__WRITTEN INSTRUCTION__. Reproduce all lines of the listing below in which the word "toinen" occurs.

__INFORMATION PROVIDED__.

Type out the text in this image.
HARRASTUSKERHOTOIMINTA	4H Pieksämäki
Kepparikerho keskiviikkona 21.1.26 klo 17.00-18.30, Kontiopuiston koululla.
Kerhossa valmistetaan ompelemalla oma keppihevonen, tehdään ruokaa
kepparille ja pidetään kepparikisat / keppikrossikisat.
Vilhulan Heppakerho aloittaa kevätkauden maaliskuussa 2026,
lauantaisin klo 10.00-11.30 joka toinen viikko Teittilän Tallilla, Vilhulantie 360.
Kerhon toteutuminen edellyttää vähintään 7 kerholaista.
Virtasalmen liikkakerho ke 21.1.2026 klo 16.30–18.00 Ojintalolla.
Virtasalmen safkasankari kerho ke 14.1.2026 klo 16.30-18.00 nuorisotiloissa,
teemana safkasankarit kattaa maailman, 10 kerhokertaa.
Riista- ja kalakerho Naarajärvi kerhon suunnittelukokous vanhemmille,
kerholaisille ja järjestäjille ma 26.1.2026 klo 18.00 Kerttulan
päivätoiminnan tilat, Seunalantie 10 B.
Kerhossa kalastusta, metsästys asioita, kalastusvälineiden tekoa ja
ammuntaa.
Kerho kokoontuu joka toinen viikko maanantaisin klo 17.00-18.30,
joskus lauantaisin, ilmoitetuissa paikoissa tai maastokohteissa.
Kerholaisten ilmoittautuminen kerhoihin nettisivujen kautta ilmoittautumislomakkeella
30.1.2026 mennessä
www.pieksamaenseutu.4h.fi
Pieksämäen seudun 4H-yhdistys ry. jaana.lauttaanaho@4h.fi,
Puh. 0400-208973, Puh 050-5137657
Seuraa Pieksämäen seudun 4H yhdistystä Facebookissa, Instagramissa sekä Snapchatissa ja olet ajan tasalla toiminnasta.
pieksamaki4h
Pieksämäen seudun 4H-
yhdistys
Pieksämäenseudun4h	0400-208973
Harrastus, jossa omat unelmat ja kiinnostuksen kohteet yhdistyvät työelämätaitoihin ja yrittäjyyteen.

__RESPONSE TO THE TASK__.
lauantaisin klo 10.00-11.30 joka toinen viikko Teittilän Tallilla, Vilhulantie 360.
Kerho kokoontuu joka toinen viikko maanantaisin klo 17.00-18.30,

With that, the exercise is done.